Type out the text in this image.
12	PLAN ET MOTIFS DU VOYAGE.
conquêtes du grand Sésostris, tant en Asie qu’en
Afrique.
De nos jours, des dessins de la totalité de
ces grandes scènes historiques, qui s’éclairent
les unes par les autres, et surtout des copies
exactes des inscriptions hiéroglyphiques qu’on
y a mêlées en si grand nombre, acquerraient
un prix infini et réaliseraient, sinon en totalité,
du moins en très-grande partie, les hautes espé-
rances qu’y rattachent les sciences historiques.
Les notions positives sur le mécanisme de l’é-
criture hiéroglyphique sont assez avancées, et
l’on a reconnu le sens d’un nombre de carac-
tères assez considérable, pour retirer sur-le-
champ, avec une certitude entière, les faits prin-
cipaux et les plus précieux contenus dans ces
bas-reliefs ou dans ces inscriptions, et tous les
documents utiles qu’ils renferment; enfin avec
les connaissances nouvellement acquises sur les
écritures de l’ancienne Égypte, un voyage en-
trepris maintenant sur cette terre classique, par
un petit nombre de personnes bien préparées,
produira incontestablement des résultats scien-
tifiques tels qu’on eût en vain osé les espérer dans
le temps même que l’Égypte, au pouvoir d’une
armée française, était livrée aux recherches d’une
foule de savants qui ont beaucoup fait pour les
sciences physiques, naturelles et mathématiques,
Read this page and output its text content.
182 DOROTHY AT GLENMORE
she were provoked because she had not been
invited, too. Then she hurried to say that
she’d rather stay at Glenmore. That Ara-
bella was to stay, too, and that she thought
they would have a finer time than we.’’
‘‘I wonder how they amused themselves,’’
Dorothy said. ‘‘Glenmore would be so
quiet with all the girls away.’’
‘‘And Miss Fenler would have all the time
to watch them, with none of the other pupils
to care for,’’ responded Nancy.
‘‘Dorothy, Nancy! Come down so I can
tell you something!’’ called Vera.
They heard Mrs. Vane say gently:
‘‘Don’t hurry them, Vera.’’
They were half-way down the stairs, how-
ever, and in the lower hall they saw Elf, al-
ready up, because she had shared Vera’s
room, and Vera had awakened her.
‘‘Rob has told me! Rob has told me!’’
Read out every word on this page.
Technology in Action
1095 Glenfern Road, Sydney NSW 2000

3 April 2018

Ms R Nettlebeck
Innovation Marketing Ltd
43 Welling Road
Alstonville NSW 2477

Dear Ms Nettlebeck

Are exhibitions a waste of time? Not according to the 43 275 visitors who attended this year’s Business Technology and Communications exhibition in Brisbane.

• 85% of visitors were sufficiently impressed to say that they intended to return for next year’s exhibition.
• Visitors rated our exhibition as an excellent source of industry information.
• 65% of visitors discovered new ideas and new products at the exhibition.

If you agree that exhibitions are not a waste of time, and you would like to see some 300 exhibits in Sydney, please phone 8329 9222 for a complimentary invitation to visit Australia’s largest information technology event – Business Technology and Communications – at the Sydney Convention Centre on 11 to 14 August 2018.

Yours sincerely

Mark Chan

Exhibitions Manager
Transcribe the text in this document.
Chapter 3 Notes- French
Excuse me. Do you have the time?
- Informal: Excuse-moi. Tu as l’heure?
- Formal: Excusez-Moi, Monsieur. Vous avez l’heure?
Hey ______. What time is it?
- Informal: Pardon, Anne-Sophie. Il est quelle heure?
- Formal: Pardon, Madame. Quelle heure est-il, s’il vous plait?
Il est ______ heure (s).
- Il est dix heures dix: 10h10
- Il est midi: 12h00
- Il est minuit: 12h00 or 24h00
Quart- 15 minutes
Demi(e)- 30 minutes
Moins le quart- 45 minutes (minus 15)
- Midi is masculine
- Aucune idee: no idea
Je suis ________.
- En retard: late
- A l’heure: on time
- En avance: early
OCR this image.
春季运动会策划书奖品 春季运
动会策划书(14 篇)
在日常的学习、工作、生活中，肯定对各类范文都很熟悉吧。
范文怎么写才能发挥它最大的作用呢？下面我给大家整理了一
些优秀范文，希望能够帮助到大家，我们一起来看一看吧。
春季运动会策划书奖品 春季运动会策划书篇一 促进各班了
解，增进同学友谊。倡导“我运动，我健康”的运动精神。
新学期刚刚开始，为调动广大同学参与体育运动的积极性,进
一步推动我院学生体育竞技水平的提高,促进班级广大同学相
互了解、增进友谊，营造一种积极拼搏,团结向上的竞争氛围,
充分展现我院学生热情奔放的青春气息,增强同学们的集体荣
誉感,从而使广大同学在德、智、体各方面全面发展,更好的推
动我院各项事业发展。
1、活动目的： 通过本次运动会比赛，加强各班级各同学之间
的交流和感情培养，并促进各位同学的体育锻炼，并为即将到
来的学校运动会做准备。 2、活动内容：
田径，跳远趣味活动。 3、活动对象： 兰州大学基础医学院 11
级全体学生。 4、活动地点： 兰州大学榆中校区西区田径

+ + + +

Every record above should be output exactly.

# Solution to this task
Type out the text in this image.
12	PLAN ET MOTIFS DU VOYAGE.
conquêtes du grand Sésostris, tant en Asie qu’en
Afrique.
De nos jours, des dessins de la totalité de
ces grandes scènes historiques, qui s’éclairent
les unes par les autres, et surtout des copies
exactes des inscriptions hiéroglyphiques qu’on
y a mêlées en si grand nombre, acquerraient
un prix infini et réaliseraient, sinon en totalité,
du moins en très-grande partie, les hautes espé-
rances qu’y rattachent les sciences historiques.
Les notions positives sur le mécanisme de l’é-
criture hiéroglyphique sont assez avancées, et
l’on a reconnu le sens d’un nombre de carac-
tères assez considérable, pour retirer sur-le-
champ, avec une certitude entière, les faits prin-
cipaux et les plus précieux contenus dans ces
bas-reliefs ou dans ces inscriptions, et tous les
documents utiles qu’ils renferment; enfin avec
les connaissances nouvellement acquises sur les
écritures de l’ancienne Égypte, un voyage en-
trepris maintenant sur cette terre classique, par
un petit nombre de personnes bien préparées,
produira incontestablement des résultats scien-
tifiques tels qu’on eût en vain osé les espérer dans
le temps même que l’Égypte, au pouvoir d’une
armée française, était livrée aux recherches d’une
foule de savants qui ont beaucoup fait pour les
sciences physiques, naturelles et mathématiques,
Read this page and output its text content.
182 DOROTHY AT GLENMORE
she were provoked because she had not been
invited, too. Then she hurried to say that
she’d rather stay at Glenmore. That Ara-
bella was to stay, too, and that she thought
they would have a finer time than we.’’
‘‘I wonder how they amused themselves,’’
Dorothy said. ‘‘Glenmore would be so
quiet with all the girls away.’’
‘‘And Miss Fenler would have all the time
to watch them, with none of the other pupils
to care for,’’ responded Nancy.
‘‘Dorothy, Nancy! Come down so I can
tell you something!’’ called Vera.
They heard Mrs. Vane say gently:
‘‘Don’t hurry them, Vera.’’
They were half-way down the stairs, how-
ever, and in the lower hall they saw Elf, al-
ready up, because she had shared Vera’s
room, and Vera had awakened her.
‘‘Rob has told me! Rob has told me!’’
Read out every word on this page.
Technology in Action
1095 Glenfern Road, Sydney NSW 2000

3 April 2018

Ms R Nettlebeck
Innovation Marketing Ltd
43 Welling Road
Alstonville NSW 2477

Dear Ms Nettlebeck

Are exhibitions a waste of time? Not according to the 43 275 visitors who attended this year’s Business Technology and Communications exhibition in Brisbane.

• 85% of visitors were sufficiently impressed to say that they intended to return for next year’s exhibition.
• Visitors rated our exhibition as an excellent source of industry information.
• 65% of visitors discovered new ideas and new products at the exhibition.

If you agree that exhibitions are not a waste of time, and you would like to see some 300 exhibits in Sydney, please phone 8329 9222 for a complimentary invitation to visit Australia’s largest information technology event – Business Technology and Communications – at the Sydney Convention Centre on 11 to 14 August 2018.

Yours sincerely

Mark Chan

Exhibitions Manager
Transcribe the text in this document.
Chapter 3 Notes- French
Excuse me. Do you have the time?
- Informal: Excuse-moi. Tu as l’heure?
- Formal: Excusez-Moi, Monsieur. Vous avez l’heure?
Hey ______. What time is it?
- Informal: Pardon, Anne-Sophie. Il est quelle heure?
- Formal: Pardon, Madame. Quelle heure est-il, s’il vous plait?
Il est ______ heure (s).
- Il est dix heures dix: 10h10
- Il est midi: 12h00
- Il est minuit: 12h00 or 24h00
Quart- 15 minutes
Demi(e)- 30 minutes
Moins le quart- 45 minutes (minus 15)
- Midi is masculine
- Aucune idee: no idea
Je suis ________.
- En retard: late
- A l’heure: on time
- En avance: early
OCR this image.
春季运动会策划书奖品 春季运
动会策划书(14 篇)
在日常的学习、工作、生活中，肯定对各类范文都很熟悉吧。
范文怎么写才能发挥它最大的作用呢？下面我给大家整理了一
些优秀范文，希望能够帮助到大家，我们一起来看一看吧。
春季运动会策划书奖品 春季运动会策划书篇一 促进各班了
解，增进同学友谊。倡导“我运动，我健康”的运动精神。
新学期刚刚开始，为调动广大同学参与体育运动的积极性,进
一步推动我院学生体育竞技水平的提高,促进班级广大同学相
互了解、增进友谊，营造一种积极拼搏,团结向上的竞争氛围,
充分展现我院学生热情奔放的青春气息,增强同学们的集体荣
誉感,从而使广大同学在德、智、体各方面全面发展,更好的推
动我院各项事业发展。
1、活动目的： 通过本次运动会比赛，加强各班级各同学之间
的交流和感情培养，并促进各位同学的体育锻炼，并为即将到
来的学校运动会做准备。 2、活动内容：
田径，跳远趣味活动。 3、活动对象： 兰州大学基础医学院 11
级全体学生。 4、活动地点： 兰州大学榆中校区西区田径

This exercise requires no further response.